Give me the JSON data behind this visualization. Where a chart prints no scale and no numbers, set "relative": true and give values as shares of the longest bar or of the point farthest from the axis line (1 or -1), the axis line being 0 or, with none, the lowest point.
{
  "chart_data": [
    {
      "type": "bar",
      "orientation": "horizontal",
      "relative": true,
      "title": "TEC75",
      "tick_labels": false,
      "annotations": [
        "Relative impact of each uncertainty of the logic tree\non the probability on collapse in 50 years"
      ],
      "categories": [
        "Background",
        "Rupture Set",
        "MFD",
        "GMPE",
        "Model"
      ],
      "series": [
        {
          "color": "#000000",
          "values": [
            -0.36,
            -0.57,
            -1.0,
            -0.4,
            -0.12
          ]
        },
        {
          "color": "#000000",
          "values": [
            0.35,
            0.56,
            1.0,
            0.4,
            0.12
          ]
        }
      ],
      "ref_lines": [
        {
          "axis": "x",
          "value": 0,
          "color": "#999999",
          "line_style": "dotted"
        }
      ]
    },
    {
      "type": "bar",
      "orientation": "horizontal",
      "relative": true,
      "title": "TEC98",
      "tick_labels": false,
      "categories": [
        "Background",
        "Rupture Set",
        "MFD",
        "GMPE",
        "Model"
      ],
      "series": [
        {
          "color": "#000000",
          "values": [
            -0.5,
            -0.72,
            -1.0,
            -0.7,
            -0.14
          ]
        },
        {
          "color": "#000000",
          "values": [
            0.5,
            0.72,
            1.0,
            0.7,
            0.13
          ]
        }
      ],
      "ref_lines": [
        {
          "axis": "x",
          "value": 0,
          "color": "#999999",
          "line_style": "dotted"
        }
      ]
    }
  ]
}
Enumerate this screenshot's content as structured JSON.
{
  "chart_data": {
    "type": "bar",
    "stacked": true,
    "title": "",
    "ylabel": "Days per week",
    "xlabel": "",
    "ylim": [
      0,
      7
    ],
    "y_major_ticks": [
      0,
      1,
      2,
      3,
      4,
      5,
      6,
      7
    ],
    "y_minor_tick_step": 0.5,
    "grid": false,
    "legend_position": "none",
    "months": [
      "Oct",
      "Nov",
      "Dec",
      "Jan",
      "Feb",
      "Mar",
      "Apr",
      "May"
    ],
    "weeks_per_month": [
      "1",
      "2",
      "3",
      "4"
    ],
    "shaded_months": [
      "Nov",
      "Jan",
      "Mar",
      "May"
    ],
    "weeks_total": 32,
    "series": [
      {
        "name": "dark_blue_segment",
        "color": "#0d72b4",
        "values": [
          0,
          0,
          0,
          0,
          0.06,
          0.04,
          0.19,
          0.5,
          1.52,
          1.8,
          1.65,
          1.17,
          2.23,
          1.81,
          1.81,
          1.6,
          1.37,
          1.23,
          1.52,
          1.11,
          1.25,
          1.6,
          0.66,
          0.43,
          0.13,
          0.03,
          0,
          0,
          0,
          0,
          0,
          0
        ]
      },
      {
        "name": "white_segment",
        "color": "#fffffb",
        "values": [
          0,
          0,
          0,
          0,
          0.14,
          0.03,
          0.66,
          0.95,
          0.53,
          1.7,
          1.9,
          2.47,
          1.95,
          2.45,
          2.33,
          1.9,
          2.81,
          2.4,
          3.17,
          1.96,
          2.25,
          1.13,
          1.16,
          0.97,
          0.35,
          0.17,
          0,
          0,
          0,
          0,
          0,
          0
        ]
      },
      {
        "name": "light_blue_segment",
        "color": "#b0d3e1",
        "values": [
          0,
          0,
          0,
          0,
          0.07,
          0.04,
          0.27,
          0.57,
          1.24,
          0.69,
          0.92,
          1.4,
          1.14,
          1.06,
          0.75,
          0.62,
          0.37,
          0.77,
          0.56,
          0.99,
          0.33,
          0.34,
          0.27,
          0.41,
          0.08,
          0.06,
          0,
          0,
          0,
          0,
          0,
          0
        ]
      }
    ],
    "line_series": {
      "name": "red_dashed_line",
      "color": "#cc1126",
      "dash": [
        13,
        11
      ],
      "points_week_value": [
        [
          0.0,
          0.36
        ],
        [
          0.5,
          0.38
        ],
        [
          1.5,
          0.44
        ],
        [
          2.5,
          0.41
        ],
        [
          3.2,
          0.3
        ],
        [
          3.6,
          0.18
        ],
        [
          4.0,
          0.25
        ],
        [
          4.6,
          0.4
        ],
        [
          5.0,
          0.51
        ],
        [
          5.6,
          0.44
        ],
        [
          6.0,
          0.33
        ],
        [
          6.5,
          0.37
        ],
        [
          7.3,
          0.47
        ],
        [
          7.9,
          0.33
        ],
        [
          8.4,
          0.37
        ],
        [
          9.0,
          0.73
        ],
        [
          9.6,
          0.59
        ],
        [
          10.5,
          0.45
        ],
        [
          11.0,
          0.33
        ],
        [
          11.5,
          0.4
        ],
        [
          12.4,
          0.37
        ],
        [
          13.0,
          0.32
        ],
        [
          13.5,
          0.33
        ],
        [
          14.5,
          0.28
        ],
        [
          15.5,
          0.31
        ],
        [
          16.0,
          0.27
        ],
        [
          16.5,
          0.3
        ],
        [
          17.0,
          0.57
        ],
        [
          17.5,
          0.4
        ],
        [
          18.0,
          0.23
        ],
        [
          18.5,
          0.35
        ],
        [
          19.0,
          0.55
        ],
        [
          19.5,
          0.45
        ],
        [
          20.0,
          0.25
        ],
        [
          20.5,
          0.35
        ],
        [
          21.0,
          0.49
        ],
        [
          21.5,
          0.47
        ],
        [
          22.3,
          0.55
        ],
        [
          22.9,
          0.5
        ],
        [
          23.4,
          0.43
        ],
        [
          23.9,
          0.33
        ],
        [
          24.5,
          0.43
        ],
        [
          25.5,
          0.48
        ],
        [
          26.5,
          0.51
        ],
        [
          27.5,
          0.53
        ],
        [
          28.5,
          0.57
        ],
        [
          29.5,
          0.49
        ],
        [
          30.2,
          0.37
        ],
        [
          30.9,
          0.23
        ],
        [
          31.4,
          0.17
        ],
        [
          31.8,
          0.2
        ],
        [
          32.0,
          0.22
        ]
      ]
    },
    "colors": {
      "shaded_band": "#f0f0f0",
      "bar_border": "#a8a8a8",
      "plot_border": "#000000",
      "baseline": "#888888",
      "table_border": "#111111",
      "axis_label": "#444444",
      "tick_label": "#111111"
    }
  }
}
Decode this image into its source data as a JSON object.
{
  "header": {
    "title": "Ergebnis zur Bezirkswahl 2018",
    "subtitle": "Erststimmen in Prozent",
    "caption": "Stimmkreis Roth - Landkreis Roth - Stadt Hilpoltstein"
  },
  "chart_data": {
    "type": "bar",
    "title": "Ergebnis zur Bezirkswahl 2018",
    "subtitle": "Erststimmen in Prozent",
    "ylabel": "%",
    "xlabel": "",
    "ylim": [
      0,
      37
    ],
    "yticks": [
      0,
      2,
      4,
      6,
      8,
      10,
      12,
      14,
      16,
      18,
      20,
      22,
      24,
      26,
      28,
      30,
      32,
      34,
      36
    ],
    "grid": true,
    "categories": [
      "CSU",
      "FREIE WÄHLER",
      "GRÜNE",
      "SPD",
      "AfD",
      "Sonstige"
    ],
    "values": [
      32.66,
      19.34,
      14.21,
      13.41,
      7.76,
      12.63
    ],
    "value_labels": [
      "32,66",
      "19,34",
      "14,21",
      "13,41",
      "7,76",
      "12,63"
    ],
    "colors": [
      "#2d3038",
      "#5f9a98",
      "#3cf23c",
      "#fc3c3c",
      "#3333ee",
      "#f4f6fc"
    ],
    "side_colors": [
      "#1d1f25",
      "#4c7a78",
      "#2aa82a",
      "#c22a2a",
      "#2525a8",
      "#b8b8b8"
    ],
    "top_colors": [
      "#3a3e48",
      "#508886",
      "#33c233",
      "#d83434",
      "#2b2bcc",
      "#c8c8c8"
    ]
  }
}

• [Stated exercise] Extract each line holding the word "none" from the records.

• [Full output]
Give me the JSON data behind this visualization. Where a chart prints no scale and no numbers, set "relative": true and give values as shares of the longest bar or of the point farthest from the axis line (1 or -1), the axis line being 0 or, with none, the lowest point.
    "legend_position": "none",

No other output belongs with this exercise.